> STATED PROBLEM 1
Sum up the passage about the applicant's Article 5 complaint in two sentences.
> STATED PROBLEM 2
In the passage about the applicant's Article 5 complaint, how much time in all went by between the filing of the appeal and the lawyer receiving the Supreme Court's decision?
> STATED PROBLEM 3
Carry the passage about the applicant's Article 5 complaint forward from the point where it stops.

> TEXT SHOWN
--

38.  Lastly, the applicant complained under Article 5 § 4 of the Convention that:

(i) the proceedings before the Supreme Court had taken place in the absence of an oral hearing; and

(ii) they were insufficiently “speedy”, within the meaning of this provision. Concerning the latter point, the applicant explained that a period of more than four days had elapsed from the moment when his appeal was filed until the moment when the decision of the Supreme Court had been adopted. Further, his lawyer had received the said decision another two days later, in all more than six days following the submission of his appeal, which had clearly been in breach of the forty-eight-hour deadline laid down in Article 143 § 6 the CPC.

39.  Article 5 of the Convention, in its relevant part, reads as follows:

“1. Everyone has the right to liberty and security of person. No one shall be deprived of his [or her] liberty save in the following cases and in accordance with a procedure prescribed by law: ...

(c) the lawful arrest or detention of a person effected for the purpose of bringing him before the competent legal authority on reasonable suspicion of having committed an offence or when it is reasonably considered necessary to prevent his ... fleeing after having done so; ...

--

> DATA
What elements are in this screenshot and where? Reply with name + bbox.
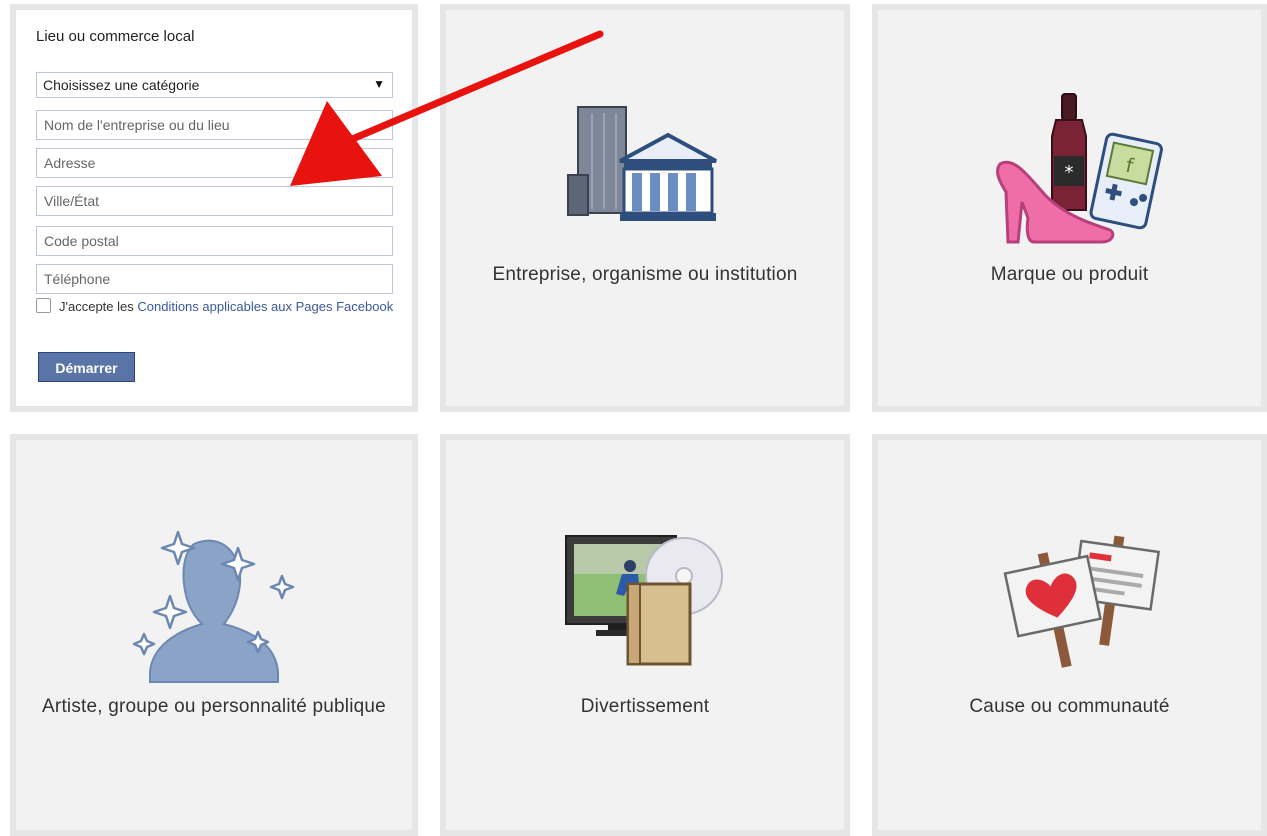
form-title: Lieu ou commerce local [36, 28, 195, 45]
terms-checkbox[interactable] [36, 298, 51, 313]
tile-label-brand: Marque ou produit [990, 264, 1149, 285]
entertainment-tile[interactable]: Divertissement [440, 434, 850, 836]
terms-row: J'accepte les Conditions applicables aux… [36, 298, 396, 316]
terms-text: J'accepte les [59, 299, 138, 314]
company-tile[interactable]: Entreprise, organisme ou institution [440, 4, 850, 412]
cause-tile[interactable]: Cause ou communauté [872, 434, 1267, 836]
tile-label-artist: Artiste, groupe ou personnalité publique [42, 696, 386, 717]
phone-field[interactable]: Téléphone [36, 264, 393, 294]
terms-link[interactable]: Conditions applicables aux Pages Faceboo… [137, 299, 393, 314]
city-state-field[interactable]: Ville/État [36, 186, 393, 216]
products-icon: * f [996, 93, 1163, 244]
postal-code-field[interactable]: Code postal [36, 226, 393, 256]
tile-label-company: Entreprise, organisme ou institution [492, 264, 798, 285]
tile-label-entertainment: Divertissement [580, 696, 710, 717]
category-select[interactable]: Choisissez une catégorie ▼ [36, 72, 393, 98]
entertainment-icon [565, 535, 723, 666]
cause-icon [1003, 535, 1161, 668]
chevron-down-icon: ▼ [373, 77, 385, 91]
brand-tile[interactable]: * f Marque ou produit [872, 4, 1267, 412]
category-select-value: Choisissez une catégorie [43, 77, 200, 93]
address-field[interactable]: Adresse [36, 148, 393, 178]
public-figure-icon [132, 530, 295, 683]
svg-text:*: * [1065, 162, 1074, 183]
business-name-field[interactable]: Nom de l'entreprise ou du lieu [36, 110, 393, 140]
start-button[interactable]: Démarrer [38, 352, 135, 382]
buildings-icon [567, 106, 717, 221]
local-business-tile: Lieu ou commerce local Choisissez une ca… [10, 4, 418, 412]
artist-tile[interactable]: Artiste, groupe ou personnalité publique [10, 434, 418, 836]
tile-label-cause: Cause ou communauté [969, 696, 1170, 717]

--

> EXERCISE RESPONSE 1
The applicant complained under Article 5 § 4 of the Convention that the Supreme Court proceedings were held without an oral hearing and were not "speedy" enough. More than four days passed between his appeal and the decision, and his lawyer got the decision two days after that, which he said clearly broke a forty-eight-hour deadline set by the CPC.

> EXERCISE RESPONSE 2
More than six days.

> EXERCISE RESPONSE 3
3. Everyone arrested or detained in accordance with the provisions of paragraph 1 (c) of this Article shall be brought promptly before a judge or other officer authorised by law to exercise judicial power and shall be entitled to trial within a reasonable time or to release pending trial. Release may be conditioned by guarantees to appear for trial.

4. Everyone who is deprived of his liberty by arrest or detention shall be entitled to take proceedings by which the lawfulness of his detention shall be decided speedily by a court and his release ordered if the detention is not lawful.”

A.  Admissibility

1.  The parties’ arguments

40.  The Government submitted that the applicant had not exhausted all effective domestic remedies. In particular, he had failed to bring a separate civil lawsuit under Articles 199 and 200 of the Obligations Act, and the Court of Serbia and Montenegro had itself yet to consider his complaint filed on 24 September 2004 (see paragraphs 24, 34 and 35 above).

41.  The applicant maintained that these remedies were neither available nor effective as understood by Article 35 § 1 of the Convention.

2.  Relevant principles

42.  The Court reiterates that, according to Article 35 § 1 of the Convention, it may only deal with an issue after all domestic remedies have been exhausted. The purpose of this provision is to afford the Contracting States the opportunity of preventing or putting right the violations alleged against them before those allegations are submitted to the Court (see, for example, Hentrich v. France, judgment of 22 September 1994, Series A no. 296-A, p. 18, § 33, and Remli v. France, judgment of 23 April 1996, Reports of Judgments and Decisions 1996-II, p. 571, § 33).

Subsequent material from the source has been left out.